● **BEREITGESTELLTER TEXT**:
==================================================
Erzähl mal, was Du gestern so gemacht hast
Die an Waghalsigkeit grenzende Originalität der BeeGees weckt mich unsanft aus meinem Morgenschlummer. Tagwache für meinen Mann. Ich muss zwar noch nicht raus, an ein gemütliches, tiefes Weiterschlafen ist jedoch nicht zu denken, da meine hungrigen Katzen dies zu verhindern wüssten. Dennoch kann ich noch etwas länger liegenbleiben. Dies bedarf wohl einer Erklärung, da es doch Ehrensache für eine 'anständige' Ehefrau sein sollte, ihrem Mann das z'Morge zuzubereiten und mit ihm Morgengemeinschaft zu pflegen. Da wir Zeugen Jehovas grundsätzlich vor der Ehe nicht zusammenwohnen, können sich gewisse Alltagsabläufe erst nach der Eheschliessung einstellen. Wenn man nicht mehr 'blutjung' ist (wir sind beispielsweise beide um die 30 Jahre alt), mag dies manchmal Flexibilität und Anpassungsvermögen benötigen. Wir hatten damit jedoch keinerlei Probleme: nach zwei (von nunmehr insgesamt zehn) Ehemonaten, beschlossen wir, ich müsse nicht unbedingt gemeinsam mit Martin aufstehen, da wir ohnehin beide 'Zeit zum Aufwachen' brauchen (in meinem Fall könnte man dies als 'Morgenmuffelei' bezeichnen) und uns gerne in Ruhe auf den vor uns liegenden Tag konzentrieren. Dazu kommt, dass Martin als Hochbaupolier im Gegensatz zu mir als Büroangestellte sehr früh weg muss.
==================================================
● **DARGESTELLTE INFORMATIONEN**:

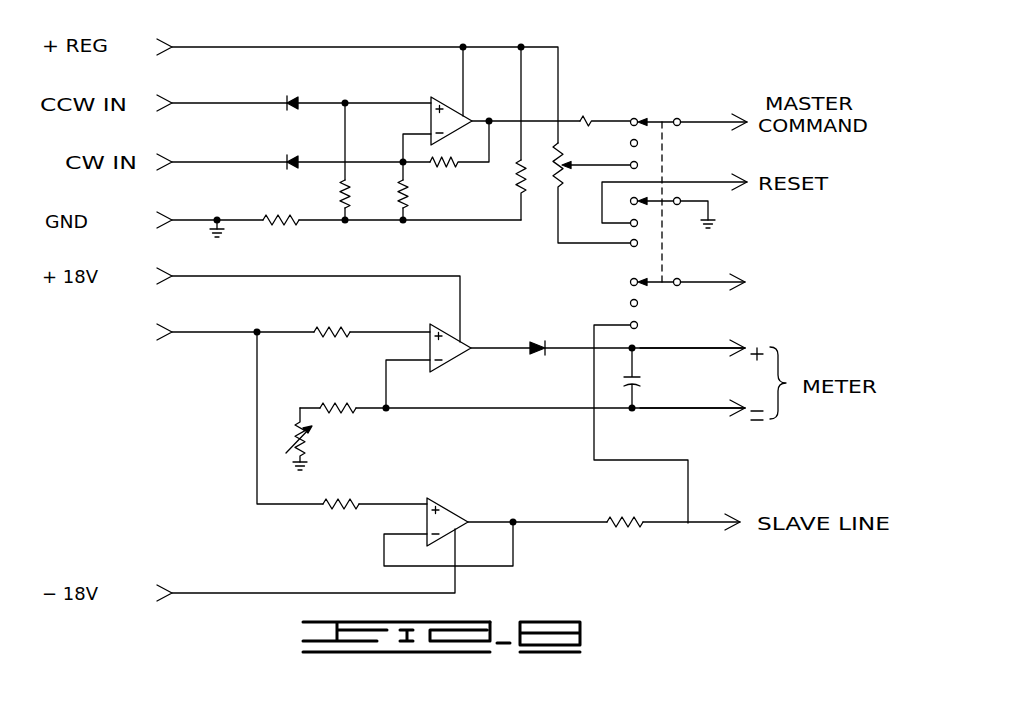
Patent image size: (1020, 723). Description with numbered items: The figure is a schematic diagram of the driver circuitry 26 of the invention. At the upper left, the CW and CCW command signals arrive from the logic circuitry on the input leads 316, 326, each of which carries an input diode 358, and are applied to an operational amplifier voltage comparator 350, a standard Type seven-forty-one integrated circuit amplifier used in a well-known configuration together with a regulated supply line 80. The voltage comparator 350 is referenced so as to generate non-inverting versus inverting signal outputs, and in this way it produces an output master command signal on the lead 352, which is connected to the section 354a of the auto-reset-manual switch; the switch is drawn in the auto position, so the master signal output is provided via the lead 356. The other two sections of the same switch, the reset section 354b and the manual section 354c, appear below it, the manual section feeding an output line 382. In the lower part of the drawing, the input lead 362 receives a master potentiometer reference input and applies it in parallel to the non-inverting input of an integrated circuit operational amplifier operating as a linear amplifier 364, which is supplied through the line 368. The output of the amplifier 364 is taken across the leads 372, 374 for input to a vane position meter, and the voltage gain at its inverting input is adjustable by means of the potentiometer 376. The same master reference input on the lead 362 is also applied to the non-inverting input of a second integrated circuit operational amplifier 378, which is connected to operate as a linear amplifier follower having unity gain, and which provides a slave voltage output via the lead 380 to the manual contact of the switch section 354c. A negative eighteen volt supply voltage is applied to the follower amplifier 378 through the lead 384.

The driver circuitry 26 is at (602, 58).
The regulated voltage input line (+REG) 80 is at (228, 47).
The lead 316 is at (231, 103).
The lead 326 is at (240, 162).
The input diode 358 is at (294, 97).
The operational amplifier voltage comparator 350 is at (455, 100).
The lead 352 is at (567, 121).
The switch section 354a is at (706, 101).
The switch section 354b is at (677, 197).
The switch section 354c is at (676, 279).
The lead 356 is at (724, 122).
The +18V supply line 368 is at (245, 276).
The input lead 362 is at (228, 335).
The linear amplifier 364 is at (447, 366).
The potentiometer 376 is at (307, 438).
The lead 372 is at (665, 348).
The lead 374 is at (683, 413).
The output line 382 is at (708, 284).
The operational amplifier 378 is at (446, 505).
The lead 380 is at (718, 556).
The lead 384 is at (197, 593).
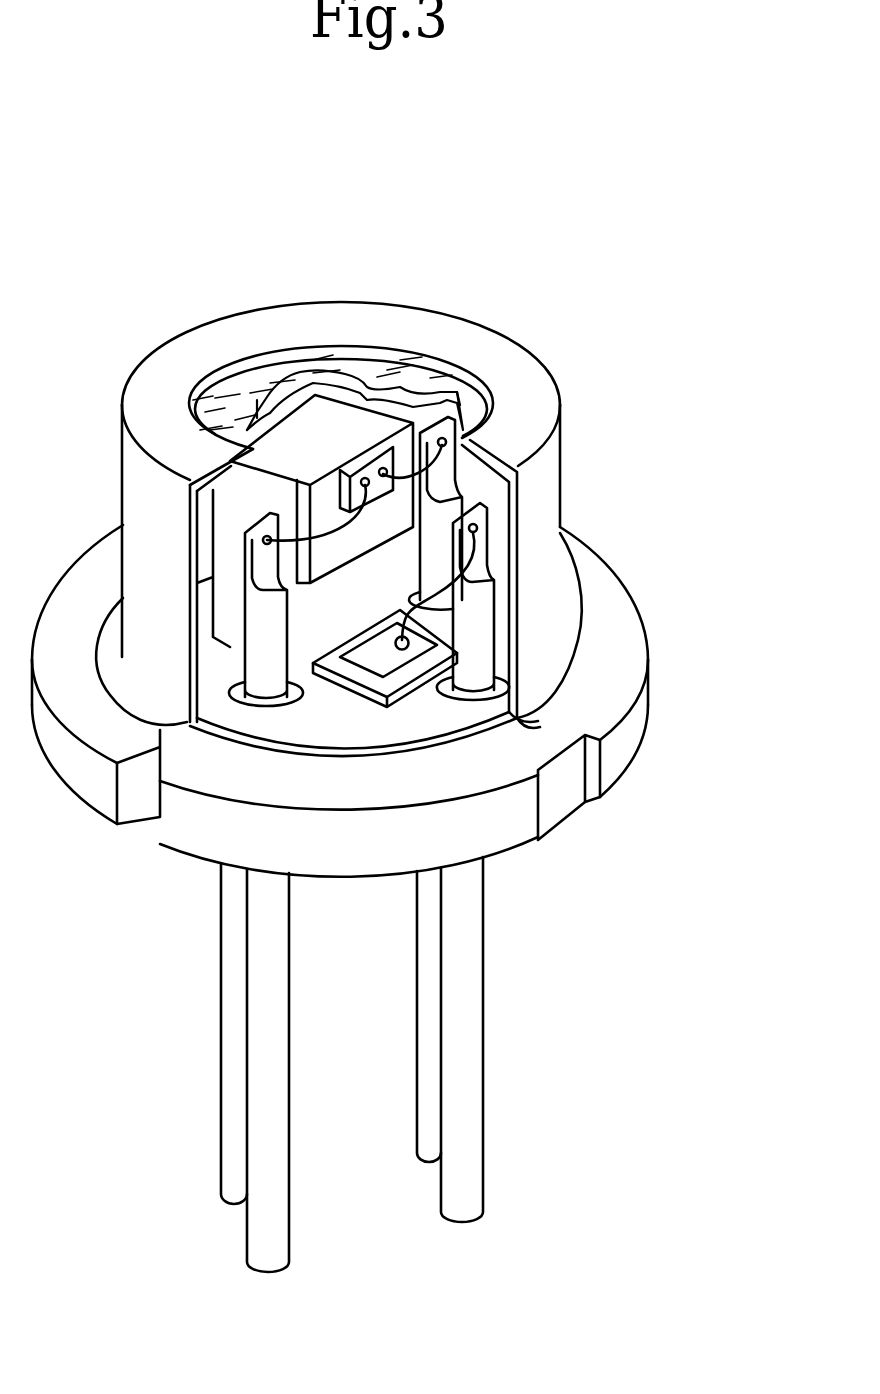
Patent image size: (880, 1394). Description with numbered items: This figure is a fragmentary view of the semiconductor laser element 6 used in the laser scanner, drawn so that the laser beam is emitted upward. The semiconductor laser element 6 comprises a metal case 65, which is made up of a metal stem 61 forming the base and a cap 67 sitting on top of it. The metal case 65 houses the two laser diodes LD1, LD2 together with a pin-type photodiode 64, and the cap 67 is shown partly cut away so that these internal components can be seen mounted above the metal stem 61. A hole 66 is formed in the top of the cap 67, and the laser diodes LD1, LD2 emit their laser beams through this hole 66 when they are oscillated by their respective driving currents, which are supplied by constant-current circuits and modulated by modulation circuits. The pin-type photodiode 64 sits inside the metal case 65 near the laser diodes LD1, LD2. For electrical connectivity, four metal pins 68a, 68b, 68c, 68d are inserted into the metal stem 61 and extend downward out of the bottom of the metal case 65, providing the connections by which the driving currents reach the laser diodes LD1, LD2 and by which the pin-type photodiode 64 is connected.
==================================================
● **AUFGABENLISTE**:
a - Welchen Beruf übt Martin laut dem bereitgestellten Text aus?
b - Sammle sämtliche Zeilen der Einträge, in denen die Zeichenfolge "pins" vorkommt, unter Beachtung der Groß- und Kleinschreibung.
Der bereitgestellte Text und die Einträge stammen aus voneinander unabhängigen Quellen.

● **ERGEBNISSE JE AUFGABE**:
a - Martin ist Hochbaupolier.

b -
Patent image size: (880, 1394). Description with numbered items: This figure is a fragmentary view of the semiconductor laser element 6 used in the laser scanner, drawn so that the laser beam is emitted upward. The semiconductor laser element 6 comprises a metal case 65, which is made up of a metal stem 61 forming the base and a cap 67 sitting on top of it. The metal case 65 houses the two laser diodes LD1, LD2 together with a pin-type photodiode 64, and the cap 67 is shown partly cut away so that these internal components can be seen mounted above the metal stem 61. A hole 66 is formed in the top of the cap 67, and the laser diodes LD1, LD2 emit their laser beams through this hole 66 when they are oscillated by their respective driving currents, which are supplied by constant-current circuits and modulated by modulation circuits. The pin-type photodiode 64 sits inside the metal case 65 near the laser diodes LD1, LD2. For electrical connectivity, four metal pins 68a, 68b, 68c, 68d are inserted into the metal stem 61 and extend downward out of the bottom of the metal case 65, providing the connections by which the driving currents reach the laser diodes LD1, LD2 and by which the pin-type photodiode 64 is connected.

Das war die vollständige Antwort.